[Einträge mit Koordinatenangaben]

________

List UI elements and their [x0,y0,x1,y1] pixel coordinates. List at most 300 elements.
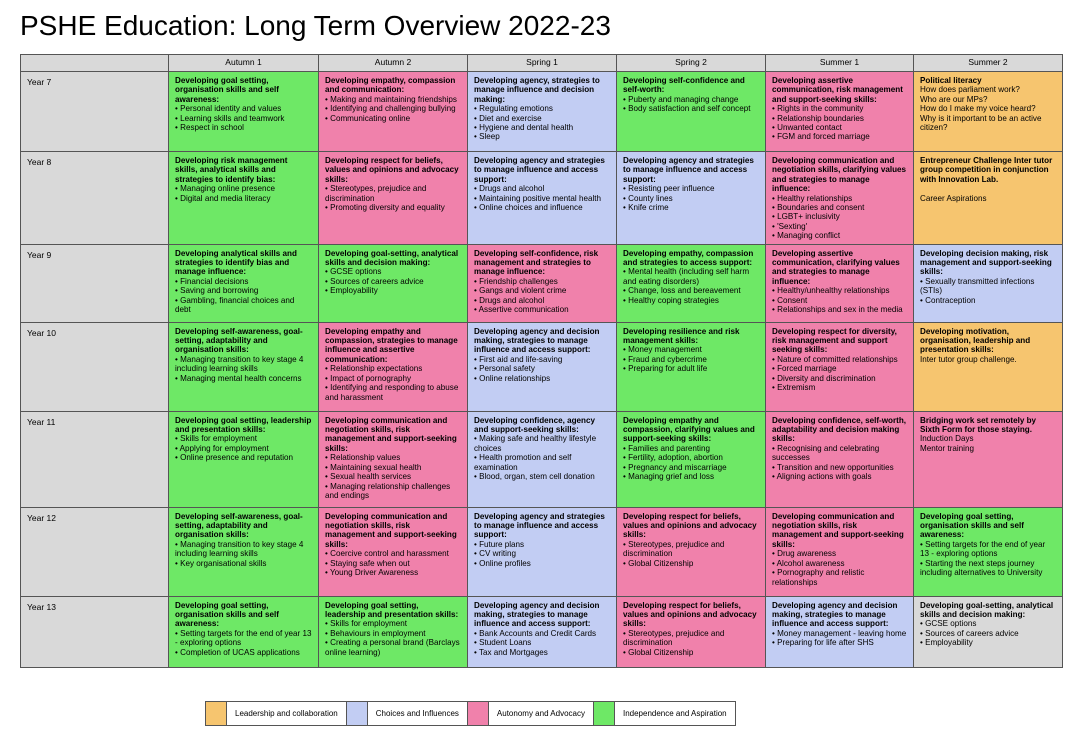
cell-note: How do I make my voice heard? [920,104,1036,114]
bullet-icon: • [772,193,778,203]
bullet-icon: • [175,434,181,444]
list-item [325,472,461,481]
list-item-text: Mental health (including self harm and eating disorders) [623,267,750,286]
list-item-text: Transition and new opportunities [776,462,894,472]
list-item-text: Starting the next steps journey including alternatives to University [920,558,1043,578]
list-item-text: Preparing for adult life [628,364,708,374]
bullet-icon: • [772,462,777,472]
table-row [21,244,1063,322]
list-item [772,638,907,647]
list-item-text: Drugs and alcohol [479,295,545,305]
list-item [623,540,759,559]
legend-swatch [468,702,489,725]
list-item [175,123,312,132]
cell-note: Career Aspirations [920,193,987,203]
list-item-text: Body satisfaction and self concept [628,104,751,114]
list-item [325,619,461,628]
list-item-text: Managing grief and loss [628,472,715,482]
bullet-icon: • [772,221,778,231]
list-item-text: Relationship expectations [330,364,423,374]
list-item-text: Sexual health services [330,472,412,482]
list-item-text: Maintaining positive mental health [479,193,602,203]
cell-title: Developing analytical skills and strategies to identify bias and manage influence: [175,248,297,277]
list-item-text: Money management [628,345,702,355]
list-item [325,383,461,402]
cell-note: How does parliament work? [920,85,1020,95]
list-item [772,355,907,364]
list-item-text: Skills for employment [330,619,408,629]
cell-title: Developing agency and decision making, strategies to manage influence and access support: [474,600,600,629]
list-item-text: Fertility, adoption, abortion [628,453,723,463]
list-item [623,364,759,373]
bullet-icon: • [623,539,629,549]
list-item [474,364,610,373]
cell-title: Developing self-confidence, risk management and strategies to manage influence: [474,248,599,277]
bullet-icon: • [474,113,480,123]
list-item-text: Global Citizenship [628,647,694,657]
list-item [325,114,461,123]
list-item-text: Gangs and violent crime [479,286,567,296]
list-item [474,638,610,647]
bullet-icon: • [623,453,629,463]
bullet-icon: • [474,472,480,482]
list-item [474,549,610,558]
list-item [623,95,759,104]
list-item-text: Managing mental health concerns [180,373,302,383]
cell-title: Developing respect for beliefs, values and opinions and advocacy skills: [623,511,757,540]
list-item-text: FGM and forced marriage [777,132,870,142]
list-item [920,277,1056,296]
topic-cell [914,507,1063,596]
year-label: Year 13 [21,596,169,667]
list-item-text: Applying for employment [179,443,269,453]
list-item [623,345,759,354]
bullet-icon: • [325,383,331,393]
bullet-icon: • [623,628,629,638]
legend-item [593,702,735,725]
topic-cell [914,152,1063,245]
cell-title: Developing assertive communication, risk management and support-seeking skills: [772,76,903,104]
list-item [474,629,610,638]
list-item-text: GCSE options [330,267,382,277]
list-item-text: Employability [925,638,973,648]
list-item-text: Healthy coping strategies [628,295,719,305]
list-item [772,123,907,132]
cell-note: Inter tutor group challenge. [920,354,1017,364]
cell-title: Developing empathy and compassion, strategies to manage influence and assertive communication: [325,326,458,364]
table-row [21,507,1063,596]
list-item-text: Saving and borrowing [180,286,259,296]
bullet-icon: • [623,295,629,305]
cell-title: Developing goal-setting, analytical skills and decision making: [325,248,459,268]
cell-title: Developing goal setting, leadership and presentation skills: [175,415,312,435]
list-item [325,267,461,276]
list-item-text: Managing transition to key stage 4 including learning skills [175,539,304,559]
bullet-icon: • [623,184,629,194]
list-item [474,296,610,305]
list-item [325,104,461,113]
bullet-icon: • [772,383,778,393]
cell-title: Developing respect for diversity, risk management and support seeking skills: [772,326,897,355]
list-item-text: Learning skills and teamwork [180,113,285,123]
list-item [474,286,610,295]
list-item [325,203,461,212]
list-item [474,540,610,549]
topic-cell [914,72,1063,152]
list-item [175,355,312,374]
bullet-icon: • [920,619,926,629]
topic-cell [617,244,766,322]
year-label: Year 11 [21,411,169,507]
cell-note: Induction Days [920,434,974,444]
list-item [325,559,461,568]
table-row [21,152,1063,245]
list-item-text: Unwanted contact [777,123,842,133]
cell-note: Mentor training [920,443,974,453]
cell-title: Developing communication and negotiation skills, clarifying values and strategies to manage influence: [772,156,907,194]
list-item [474,132,610,141]
topic-cell [617,322,766,411]
list-item [623,472,759,481]
list-item-text: Pornography and relistic relationships [772,568,865,587]
topic-cell [169,322,319,411]
bullet-icon: • [474,647,479,657]
list-item-text: Regulating emotions [479,104,553,114]
bullet-icon: • [772,212,778,222]
bullet-icon: • [175,295,181,305]
list-item-text: Assertive communication [478,305,569,315]
topic-cell [468,411,617,507]
bullet-icon: • [772,628,778,638]
table-row [21,596,1063,667]
list-item [325,463,461,472]
bullet-icon: • [325,184,331,194]
legend-label: Autonomy and Advocacy [496,709,585,718]
list-item [175,296,312,315]
header-row [21,55,1063,72]
topic-cell [766,322,914,411]
topic-cell [914,322,1063,411]
list-item [325,638,461,657]
bullet-icon: • [175,539,181,549]
cell-title: Developing goal setting, leadership and presentation skills: [325,600,459,620]
bullet-icon: • [325,104,331,114]
list-item-text: Consent [777,295,808,305]
year-label: Year 12 [21,507,169,596]
list-item [623,463,759,472]
bullet-icon: • [175,104,181,114]
list-item [325,95,461,104]
list-item [175,444,312,453]
bullet-icon: • [175,123,181,133]
bullet-icon: • [772,373,778,383]
list-item [175,453,312,462]
year-label: Year 8 [21,152,169,245]
list-item-text: Digital and media literacy [180,193,271,203]
list-item-text: Preparing for life after SHS [777,638,874,648]
cell-title: Developing motivation, organisation, leadership and presentation skills: [920,326,1031,355]
list-item-text: Rights in the community [777,104,864,114]
cell-title: Developing communication and negotiation skills, risk management and support-seeking skills: [325,511,457,549]
bullet-icon: • [175,558,181,568]
list-item-text: Blood, organ, stem cell donation [479,472,595,482]
list-item-text: Relationships and sex in the media [777,305,903,315]
bullet-icon: • [772,132,778,142]
list-item [325,277,461,286]
list-item-text: Respect in school [180,123,244,133]
bullet-icon: • [920,628,926,638]
list-item-text: Coercive control and harassment [330,549,449,559]
topic-cell [617,411,766,507]
legend-swatch [594,702,615,725]
list-item-text: Tax and Mortgages [478,647,548,657]
list-item [325,286,461,295]
bullet-icon: • [772,305,778,315]
topic-cell [617,152,766,245]
list-item-text: Setting targets for the end of year 13 - exploring options [175,628,312,648]
list-item [623,194,759,203]
bullet-icon: • [623,345,629,355]
list-item [920,629,1056,638]
list-item [623,203,759,212]
list-item-text: Sources of careers advice [925,628,1019,638]
legend [205,701,736,726]
table-body [21,72,1063,668]
topic-cell [169,507,319,596]
list-item [623,629,759,648]
list-item-text: Forced marriage [777,364,837,374]
list-item [772,364,907,373]
list-item [474,648,610,657]
bullet-icon: • [474,539,480,549]
list-item-text: Managing conflict [777,231,841,241]
list-item [175,194,312,203]
list-item [474,277,610,286]
bullet-icon: • [474,364,480,374]
list-item-text: County lines [628,193,673,203]
bullet-icon: • [474,276,480,286]
list-item [175,104,312,113]
bullet-icon: • [623,558,629,568]
list-item [772,629,907,638]
cell-title: Developing risk management skills, analytical skills and strategies to identify bias: [175,156,288,184]
bullet-icon: • [474,373,480,383]
legend-item [346,702,467,725]
bullet-icon: • [474,549,480,559]
bullet-icon: • [474,295,480,305]
cell-title: Developing goal-setting, analytical skills and decision making: [920,600,1054,620]
list-item-text: First aid and life-saving [479,354,563,364]
bullet-icon: • [623,364,629,374]
list-item [772,383,907,392]
bullet-icon: • [325,619,331,629]
bullet-icon: • [474,434,480,444]
list-item-text: Resisting peer influence [628,184,715,194]
bullet-icon: • [623,443,629,453]
topic-cell [319,152,468,245]
list-item-text: Families and parenting [628,443,710,453]
list-item [772,305,907,314]
bullet-icon: • [325,568,330,578]
bullet-icon: • [623,104,629,114]
list-item-text: Diet and exercise [479,113,542,123]
list-item [772,472,907,481]
list-item-text: Online presence and reputation [180,453,294,463]
list-item-text: Relationship values [330,453,401,463]
bullet-icon: • [474,354,480,364]
column-header: Autumn 2 [319,55,468,72]
topic-cell [766,507,914,596]
bullet-icon: • [325,364,331,374]
bullet-icon: • [474,193,480,203]
list-item [772,114,907,123]
list-item [175,540,312,559]
cell-title: Developing agency and strategies to manage influence and access support: [623,156,754,184]
bullet-icon: • [474,628,480,638]
cell-title: Developing agency and decision making, strategies to manage influence and access support: [772,600,898,629]
cell-note [920,184,1056,193]
cell-title: Developing agency and strategies to manage influence and access support: [474,156,605,184]
bullet-icon: • [175,373,181,383]
list-item-text: Healthy/unhealthy relationships [777,286,890,296]
list-item-text: Puberty and managing change [628,94,739,104]
list-item-text: Staying safe when out [330,558,410,568]
cell-title: Developing goal setting, organisation skills and self awareness: [175,600,279,629]
cell-title: Developing confidence, agency and support-seeking skills: [474,415,595,435]
list-item [772,104,907,113]
bullet-icon: • [772,113,778,123]
bullet-icon: • [175,276,181,286]
list-item [474,203,610,212]
list-item [920,296,1056,305]
list-item-text: Diversity and discrimination [777,373,876,383]
topic-cell [468,322,617,411]
list-item-text: Knife crime [628,203,669,213]
cell-title: Entrepreneur Challenge Inter tutor group competition in conjunction with Innovation Lab. [920,156,1053,184]
list-item-text: Managing transition to key stage 4 including learning skills [175,354,304,374]
list-item-text: Future plans [479,539,525,549]
bullet-icon: • [325,481,331,491]
legend-item [467,702,593,725]
table-row [21,411,1063,507]
list-item [920,559,1056,578]
cell-title: Developing communication and negotiation skills, risk management and support-seeking skills: [325,415,457,453]
bullet-icon: • [175,647,181,657]
bullet-icon: • [772,231,778,241]
bullet-icon: • [623,267,629,277]
list-item-text: Communicating online [330,113,411,123]
topic-cell [169,596,319,667]
topic-cell [169,411,319,507]
list-item [623,355,759,364]
bullet-icon: • [325,472,331,482]
list-item-text: Hygiene and dental health [479,123,574,133]
bullet-icon: • [474,638,480,648]
list-item [325,184,461,203]
cell-note: Why is it important to be an active citizen? [920,113,1042,133]
bullet-icon: • [772,354,778,364]
header-corner [21,55,169,72]
list-item-text: Pregnancy and miscarriage [628,462,727,472]
column-header: Autumn 1 [169,55,319,72]
list-item [772,568,907,587]
bullet-icon: • [772,558,777,568]
topic-cell [914,411,1063,507]
topic-cell [766,411,914,507]
topic-cell [468,152,617,245]
legend-item [206,702,346,725]
bullet-icon: • [772,203,778,213]
list-item [772,222,907,231]
topic-cell [169,152,319,245]
legend-swatch [347,702,368,725]
list-item-text: Stereotypes, prejudice and discrimination [623,539,725,559]
list-item [772,559,907,568]
list-item [772,194,907,203]
bullet-icon: • [325,453,331,463]
list-item-text: Creating a personal brand (Barclays online learning) [325,638,460,657]
column-header: Spring 1 [468,55,617,72]
topic-cell [319,411,468,507]
cell-title: Bridging work set remotely by Sixth Form for those staying. [920,415,1037,435]
column-header: Summer 1 [766,55,914,72]
topic-cell [468,507,617,596]
list-item-text: GCSE options [925,619,977,629]
bullet-icon: • [474,286,480,296]
list-item [175,434,312,443]
bullet-icon: • [772,364,778,374]
list-item-text: Making and maintaining friendships [330,94,457,104]
list-item-text: Fraud and cybercrime [628,354,707,364]
list-item [474,559,610,568]
list-item-text: Online profiles [479,558,531,568]
list-item [474,355,610,364]
list-item-text: Alcohol awareness [776,558,845,568]
list-item [175,286,312,295]
bullet-icon: • [325,373,331,383]
cell-title: Developing respect for beliefs, values and opinions and advocacy skills: [623,600,757,629]
list-item [772,231,907,240]
list-item [175,374,312,383]
topic-cell [766,72,914,152]
bullet-icon: • [623,193,629,203]
bullet-icon: • [920,276,926,286]
bullet-icon: • [772,549,778,559]
bullet-icon: • [175,453,181,463]
list-item-text: Contraception [925,295,976,305]
list-item-text: Skills for employment [180,434,258,444]
list-item-text: Change, loss and bereavement [628,286,741,296]
bullet-icon: • [623,472,629,482]
table-row [21,72,1063,152]
list-item-text: Online relationships [479,373,551,383]
bullet-icon: • [325,276,331,286]
list-item [325,482,461,501]
bullet-icon: • [623,203,629,213]
list-item [474,434,610,453]
bullet-icon: • [175,628,181,638]
list-item [772,549,907,558]
list-item-text: Managing relationship challenges and endings [325,481,451,500]
list-item-text: Boundaries and consent [777,203,865,213]
bullet-icon: • [325,113,331,123]
cell-title: Developing agency and decision making, strategies to manage influence and access support: [474,326,600,355]
list-item [175,277,312,286]
year-label: Year 10 [21,322,169,411]
bullet-icon: • [623,647,629,657]
cell-title: Developing goal setting, organisation skills and self awareness: [175,76,279,104]
list-item [623,286,759,295]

________

Deine Aufgabe: Schreib die Zeilen von der mit „cell-note: How do I" bis zu der mit „list-item [474,549,610,558]", beide eingeschlossen, noch einmal ab und tausch dabei „Money management" gegen „Managing money" aus. Alles andere bleibt gleich.

Antwort zur Aufgabe:
cell-note: How do I make my voice heard? [920,104,1036,114]
bullet-icon: • [772,193,778,203]
bullet-icon: • [175,434,181,444]
list-item [325,472,461,481]
list-item-text: Mental health (including self harm and eating disorders) [623,267,750,286]
list-item-text: Transition and new opportunities [776,462,894,472]
list-item-text: Starting the next steps journey including alternatives to University [920,558,1043,578]
list-item-text: Preparing for adult life [628,364,708,374]
bullet-icon: • [772,462,777,472]
table-row [21,244,1063,322]
list-item [772,638,907,647]
list-item-text: Drugs and alcohol [479,295,545,305]
list-item [623,540,759,559]
legend-swatch [468,702,489,725]
list-item [175,123,312,132]
cell-note: Career Aspirations [920,193,987,203]
list-item-text: Body satisfaction and self concept [628,104,751,114]
list-item [325,619,461,628]
list-item-text: Managing grief and loss [628,472,715,482]
bullet-icon: • [772,221,778,231]
list-item-text: Relationship expectations [330,364,423,374]
list-item-text: Sexual health services [330,472,412,482]
list-item-text: Maintaining positive mental health [479,193,602,203]
cell-title: Developing analytical skills and strategies to identify bias and manage influence: [175,248,297,277]
list-item-text: Managing money [628,345,702,355]
list-item [325,383,461,402]
cell-note: How does parliament work? [920,85,1020,95]
list-item [772,355,907,364]
list-item-text: Skills for employment [330,619,408,629]
cell-title: Developing agency and decision making, strategies to manage influence and access support: [474,600,600,629]
list-item-text: Fertility, adoption, abortion [628,453,723,463]
list-item [623,364,759,373]
bullet-icon: • [623,539,629,549]
list-item [474,364,610,373]
cell-title: Developing self-confidence, risk management and strategies to manage influence: [474,248,599,277]
bullet-icon: • [474,113,480,123]
list-item-text: Global Citizenship [628,647,694,657]
list-item [325,114,461,123]
list-item-text: Gangs and violent crime [479,286,567,296]
list-item [474,638,610,647]
bullet-icon: • [623,453,629,463]
bullet-icon: • [474,472,480,482]
list-item [474,549,610,558]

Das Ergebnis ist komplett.